Instruction:
Filter the records below and copy every line containing the word "Rekt".

○ ○ ○ ○ ○

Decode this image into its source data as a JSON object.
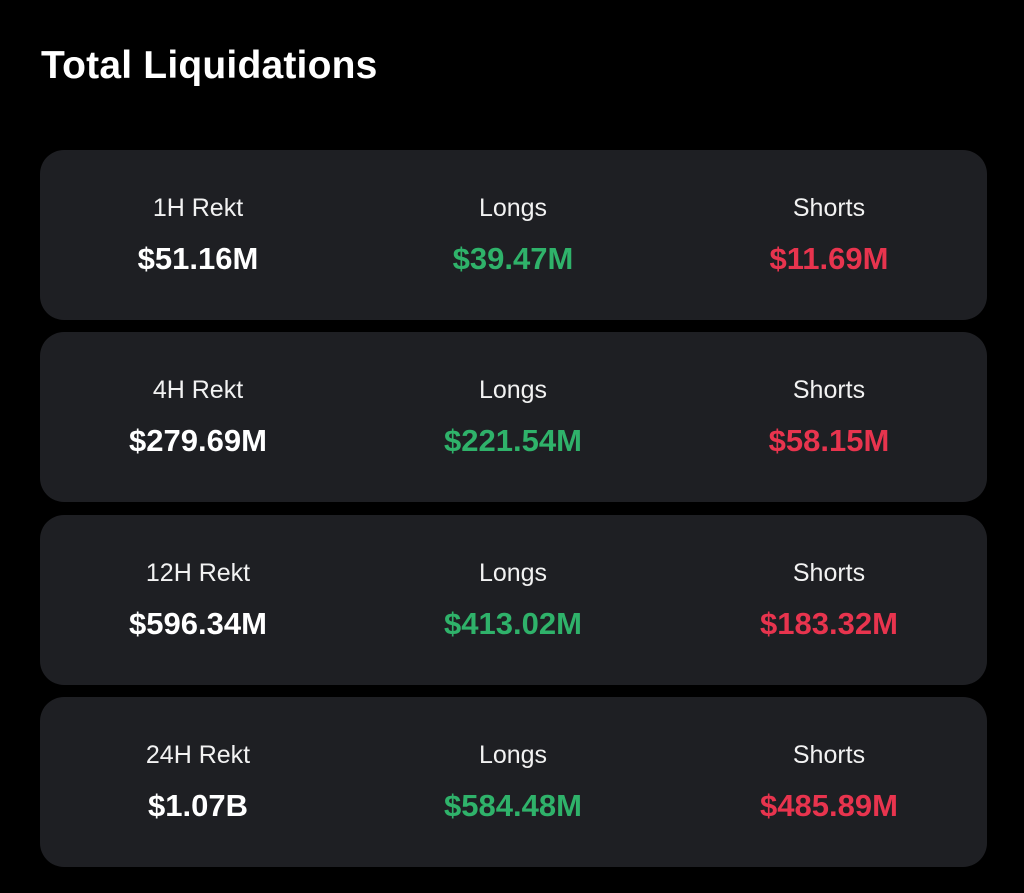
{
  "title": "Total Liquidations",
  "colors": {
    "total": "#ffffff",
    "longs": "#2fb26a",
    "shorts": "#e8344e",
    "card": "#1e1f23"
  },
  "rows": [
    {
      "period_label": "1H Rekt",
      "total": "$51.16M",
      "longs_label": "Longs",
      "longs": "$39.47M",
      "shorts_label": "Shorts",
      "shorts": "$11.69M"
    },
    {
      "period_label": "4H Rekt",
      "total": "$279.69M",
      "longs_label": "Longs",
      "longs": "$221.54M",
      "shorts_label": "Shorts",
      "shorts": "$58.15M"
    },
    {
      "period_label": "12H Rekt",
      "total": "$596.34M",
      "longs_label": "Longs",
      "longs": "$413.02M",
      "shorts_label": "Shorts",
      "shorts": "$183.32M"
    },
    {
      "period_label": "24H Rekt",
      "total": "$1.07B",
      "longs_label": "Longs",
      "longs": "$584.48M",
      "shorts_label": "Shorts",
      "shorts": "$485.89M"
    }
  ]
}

○ ○ ○ ○ ○

Task result:
      "period_label": "1H Rekt",
      "period_label": "4H Rekt",
      "period_label": "12H Rekt",
      "period_label": "24H Rekt",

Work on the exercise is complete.